**Collected data entries**
+--
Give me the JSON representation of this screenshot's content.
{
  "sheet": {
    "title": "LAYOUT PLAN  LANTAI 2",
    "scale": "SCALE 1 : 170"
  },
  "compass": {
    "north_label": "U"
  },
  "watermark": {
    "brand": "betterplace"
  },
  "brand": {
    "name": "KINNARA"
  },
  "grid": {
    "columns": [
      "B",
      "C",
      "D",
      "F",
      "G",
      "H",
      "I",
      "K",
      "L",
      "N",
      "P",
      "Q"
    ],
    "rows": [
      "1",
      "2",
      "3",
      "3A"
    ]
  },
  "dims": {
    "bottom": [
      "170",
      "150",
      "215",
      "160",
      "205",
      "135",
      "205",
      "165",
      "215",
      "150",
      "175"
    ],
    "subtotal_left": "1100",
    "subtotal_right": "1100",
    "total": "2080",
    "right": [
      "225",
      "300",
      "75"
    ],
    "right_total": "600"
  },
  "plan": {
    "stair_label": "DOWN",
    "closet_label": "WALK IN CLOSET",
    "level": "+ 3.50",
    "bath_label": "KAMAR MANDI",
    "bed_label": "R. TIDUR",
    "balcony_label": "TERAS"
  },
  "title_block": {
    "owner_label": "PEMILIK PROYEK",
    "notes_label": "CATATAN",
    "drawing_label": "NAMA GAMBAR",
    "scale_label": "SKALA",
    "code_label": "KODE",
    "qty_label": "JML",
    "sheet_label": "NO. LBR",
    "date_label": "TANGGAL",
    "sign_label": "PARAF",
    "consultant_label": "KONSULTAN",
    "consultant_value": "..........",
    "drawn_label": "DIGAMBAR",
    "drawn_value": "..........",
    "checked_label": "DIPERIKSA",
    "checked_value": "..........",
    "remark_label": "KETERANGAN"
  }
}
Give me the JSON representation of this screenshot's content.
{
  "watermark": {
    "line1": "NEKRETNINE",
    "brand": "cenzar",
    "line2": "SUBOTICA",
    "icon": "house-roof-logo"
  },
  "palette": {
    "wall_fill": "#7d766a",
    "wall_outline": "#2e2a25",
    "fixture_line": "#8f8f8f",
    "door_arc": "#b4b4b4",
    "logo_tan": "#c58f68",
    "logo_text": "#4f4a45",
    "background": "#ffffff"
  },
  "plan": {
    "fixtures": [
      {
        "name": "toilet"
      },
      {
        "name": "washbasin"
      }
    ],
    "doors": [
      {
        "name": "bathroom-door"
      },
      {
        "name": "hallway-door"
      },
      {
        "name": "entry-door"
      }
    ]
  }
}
+--
**Problem details**
Every entry in the listing must be retyped exactly.

**Worked solution**
Give me the JSON representation of this screenshot's content.
{
  "sheet": {
    "title": "LAYOUT PLAN  LANTAI 2",
    "scale": "SCALE 1 : 170"
  },
  "compass": {
    "north_label": "U"
  },
  "watermark": {
    "brand": "betterplace"
  },
  "brand": {
    "name": "KINNARA"
  },
  "grid": {
    "columns": [
      "B",
      "C",
      "D",
      "F",
      "G",
      "H",
      "I",
      "K",
      "L",
      "N",
      "P",
      "Q"
    ],
    "rows": [
      "1",
      "2",
      "3",
      "3A"
    ]
  },
  "dims": {
    "bottom": [
      "170",
      "150",
      "215",
      "160",
      "205",
      "135",
      "205",
      "165",
      "215",
      "150",
      "175"
    ],
    "subtotal_left": "1100",
    "subtotal_right": "1100",
    "total": "2080",
    "right": [
      "225",
      "300",
      "75"
    ],
    "right_total": "600"
  },
  "plan": {
    "stair_label": "DOWN",
    "closet_label": "WALK IN CLOSET",
    "level": "+ 3.50",
    "bath_label": "KAMAR MANDI",
    "bed_label": "R. TIDUR",
    "balcony_label": "TERAS"
  },
  "title_block": {
    "owner_label": "PEMILIK PROYEK",
    "notes_label": "CATATAN",
    "drawing_label": "NAMA GAMBAR",
    "scale_label": "SKALA",
    "code_label": "KODE",
    "qty_label": "JML",
    "sheet_label": "NO. LBR",
    "date_label": "TANGGAL",
    "sign_label": "PARAF",
    "consultant_label": "KONSULTAN",
    "consultant_value": "..........",
    "drawn_label": "DIGAMBAR",
    "drawn_value": "..........",
    "checked_label": "DIPERIKSA",
    "checked_value": "..........",
    "remark_label": "KETERANGAN"
  }
}
Give me the JSON representation of this screenshot's content.
{
  "watermark": {
    "line1": "NEKRETNINE",
    "brand": "cenzar",
    "line2": "SUBOTICA",
    "icon": "house-roof-logo"
  },
  "palette": {
    "wall_fill": "#7d766a",
    "wall_outline": "#2e2a25",
    "fixture_line": "#8f8f8f",
    "door_arc": "#b4b4b4",
    "logo_tan": "#c58f68",
    "logo_text": "#4f4a45",
    "background": "#ffffff"
  },
  "plan": {
    "fixtures": [
      {
        "name": "toilet"
      },
      {
        "name": "washbasin"
      }
    ],
    "doors": [
      {
        "name": "bathroom-door"
      },
      {
        "name": "hallway-door"
      },
      {
        "name": "entry-door"
      }
    ]
  }
}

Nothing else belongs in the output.